Extract every entry word for word.
-- BEGIN --
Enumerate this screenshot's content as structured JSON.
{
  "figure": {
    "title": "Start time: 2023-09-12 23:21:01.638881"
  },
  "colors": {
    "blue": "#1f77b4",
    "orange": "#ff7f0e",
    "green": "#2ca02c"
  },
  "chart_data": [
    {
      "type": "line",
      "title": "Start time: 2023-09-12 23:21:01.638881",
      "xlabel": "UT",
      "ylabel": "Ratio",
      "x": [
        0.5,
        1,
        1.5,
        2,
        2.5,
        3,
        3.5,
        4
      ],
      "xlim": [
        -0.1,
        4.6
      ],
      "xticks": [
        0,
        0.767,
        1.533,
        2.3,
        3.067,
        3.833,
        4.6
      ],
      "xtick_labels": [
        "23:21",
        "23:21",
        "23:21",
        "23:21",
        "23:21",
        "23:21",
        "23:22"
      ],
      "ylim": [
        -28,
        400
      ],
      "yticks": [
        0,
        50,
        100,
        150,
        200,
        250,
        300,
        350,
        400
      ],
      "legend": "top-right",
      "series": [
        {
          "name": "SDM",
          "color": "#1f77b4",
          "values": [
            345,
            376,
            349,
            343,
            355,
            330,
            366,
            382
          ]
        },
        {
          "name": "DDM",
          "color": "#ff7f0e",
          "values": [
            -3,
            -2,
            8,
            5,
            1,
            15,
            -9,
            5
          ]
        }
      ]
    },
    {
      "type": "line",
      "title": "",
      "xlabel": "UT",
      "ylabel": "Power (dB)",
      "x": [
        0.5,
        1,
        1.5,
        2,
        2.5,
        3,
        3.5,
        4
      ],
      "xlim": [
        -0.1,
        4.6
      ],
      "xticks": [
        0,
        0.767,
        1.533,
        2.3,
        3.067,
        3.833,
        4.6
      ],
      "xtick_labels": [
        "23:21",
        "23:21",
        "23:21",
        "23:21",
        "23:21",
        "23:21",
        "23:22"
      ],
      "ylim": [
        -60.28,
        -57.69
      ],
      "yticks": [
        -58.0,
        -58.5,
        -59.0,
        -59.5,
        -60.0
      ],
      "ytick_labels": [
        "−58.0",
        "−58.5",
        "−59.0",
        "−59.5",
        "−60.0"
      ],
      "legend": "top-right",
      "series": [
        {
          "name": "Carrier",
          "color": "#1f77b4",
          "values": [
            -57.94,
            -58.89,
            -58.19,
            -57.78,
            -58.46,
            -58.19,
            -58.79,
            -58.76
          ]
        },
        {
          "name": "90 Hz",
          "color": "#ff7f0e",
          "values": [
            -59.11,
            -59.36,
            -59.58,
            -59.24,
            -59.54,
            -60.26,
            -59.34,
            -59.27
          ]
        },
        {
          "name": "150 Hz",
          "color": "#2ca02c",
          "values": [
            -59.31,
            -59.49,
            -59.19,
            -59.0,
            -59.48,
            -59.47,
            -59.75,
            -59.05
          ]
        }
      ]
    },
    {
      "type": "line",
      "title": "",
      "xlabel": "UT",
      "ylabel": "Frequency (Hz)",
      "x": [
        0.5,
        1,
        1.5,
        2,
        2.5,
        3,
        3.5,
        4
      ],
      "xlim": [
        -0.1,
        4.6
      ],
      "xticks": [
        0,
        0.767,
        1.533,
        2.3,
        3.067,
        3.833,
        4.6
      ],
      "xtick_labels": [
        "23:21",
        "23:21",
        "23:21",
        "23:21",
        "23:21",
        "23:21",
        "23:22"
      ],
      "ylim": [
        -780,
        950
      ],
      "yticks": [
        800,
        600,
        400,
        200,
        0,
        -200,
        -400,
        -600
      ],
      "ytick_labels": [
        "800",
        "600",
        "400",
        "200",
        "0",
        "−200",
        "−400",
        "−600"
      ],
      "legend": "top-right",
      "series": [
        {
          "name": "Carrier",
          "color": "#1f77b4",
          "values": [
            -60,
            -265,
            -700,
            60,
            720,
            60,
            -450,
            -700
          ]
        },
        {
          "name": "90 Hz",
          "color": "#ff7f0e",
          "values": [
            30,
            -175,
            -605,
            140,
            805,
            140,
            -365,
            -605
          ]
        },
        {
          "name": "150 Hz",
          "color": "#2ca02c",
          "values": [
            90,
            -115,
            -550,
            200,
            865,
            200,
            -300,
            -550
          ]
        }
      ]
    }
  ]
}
-- END --
Expected output:
Enumerate this screenshot's content as structured JSON.
{
  "figure": {
    "title": "Start time: 2023-09-12 23:21:01.638881"
  },
  "colors": {
    "blue": "#1f77b4",
    "orange": "#ff7f0e",
    "green": "#2ca02c"
  },
  "chart_data": [
    {
      "type": "line",
      "title": "Start time: 2023-09-12 23:21:01.638881",
      "xlabel": "UT",
      "ylabel": "Ratio",
      "x": [
        0.5,
        1,
        1.5,
        2,
        2.5,
        3,
        3.5,
        4
      ],
      "xlim": [
        -0.1,
        4.6
      ],
      "xticks": [
        0,
        0.767,
        1.533,
        2.3,
        3.067,
        3.833,
        4.6
      ],
      "xtick_labels": [
        "23:21",
        "23:21",
        "23:21",
        "23:21",
        "23:21",
        "23:21",
        "23:22"
      ],
      "ylim": [
        -28,
        400
      ],
      "yticks": [
        0,
        50,
        100,
        150,
        200,
        250,
        300,
        350,
        400
      ],
      "legend": "top-right",
      "series": [
        {
          "name": "SDM",
          "color": "#1f77b4",
          "values": [
            345,
            376,
            349,
            343,
            355,
            330,
            366,
            382
          ]
        },
        {
          "name": "DDM",
          "color": "#ff7f0e",
          "values": [
            -3,
            -2,
            8,
            5,
            1,
            15,
            -9,
            5
          ]
        }
      ]
    },
    {
      "type": "line",
      "title": "",
      "xlabel": "UT",
      "ylabel": "Power (dB)",
      "x": [
        0.5,
        1,
        1.5,
        2,
        2.5,
        3,
        3.5,
        4
      ],
      "xlim": [
        -0.1,
        4.6
      ],
      "xticks": [
        0,
        0.767,
        1.533,
        2.3,
        3.067,
        3.833,
        4.6
      ],
      "xtick_labels": [
        "23:21",
        "23:21",
        "23:21",
        "23:21",
        "23:21",
        "23:21",
        "23:22"
      ],
      "ylim": [
        -60.28,
        -57.69
      ],
      "yticks": [
        -58.0,
        -58.5,
        -59.0,
        -59.5,
        -60.0
      ],
      "ytick_labels": [
        "−58.0",
        "−58.5",
        "−59.0",
        "−59.5",
        "−60.0"
      ],
      "legend": "top-right",
      "series": [
        {
          "name": "Carrier",
          "color": "#1f77b4",
          "values": [
            -57.94,
            -58.89,
            -58.19,
            -57.78,
            -58.46,
            -58.19,
            -58.79,
            -58.76
          ]
        },
        {
          "name": "90 Hz",
          "color": "#ff7f0e",
          "values": [
            -59.11,
            -59.36,
            -59.58,
            -59.24,
            -59.54,
            -60.26,
            -59.34,
            -59.27
          ]
        },
        {
          "name": "150 Hz",
          "color": "#2ca02c",
          "values": [
            -59.31,
            -59.49,
            -59.19,
            -59.0,
            -59.48,
            -59.47,
            -59.75,
            -59.05
          ]
        }
      ]
    },
    {
      "type": "line",
      "title": "",
      "xlabel": "UT",
      "ylabel": "Frequency (Hz)",
      "x": [
        0.5,
        1,
        1.5,
        2,
        2.5,
        3,
        3.5,
        4
      ],
      "xlim": [
        -0.1,
        4.6
      ],
      "xticks": [
        0,
        0.767,
        1.533,
        2.3,
        3.067,
        3.833,
        4.6
      ],
      "xtick_labels": [
        "23:21",
        "23:21",
        "23:21",
        "23:21",
        "23:21",
        "23:21",
        "23:22"
      ],
      "ylim": [
        -780,
        950
      ],
      "yticks": [
        800,
        600,
        400,
        200,
        0,
        -200,
        -400,
        -600
      ],
      "ytick_labels": [
        "800",
        "600",
        "400",
        "200",
        "0",
        "−200",
        "−400",
        "−600"
      ],
      "legend": "top-right",
      "series": [
        {
          "name": "Carrier",
          "color": "#1f77b4",
          "values": [
            -60,
            -265,
            -700,
            60,
            720,
            60,
            -450,
            -700
          ]
        },
        {
          "name": "90 Hz",
          "color": "#ff7f0e",
          "values": [
            30,
            -175,
            -605,
            140,
            805,
            140,
            -365,
            -605
          ]
        },
        {
          "name": "150 Hz",
          "color": "#2ca02c",
          "values": [
            90,
            -115,
            -550,
            200,
            865,
            200,
            -300,
            -550
          ]
        }
      ]
    }
  ]
}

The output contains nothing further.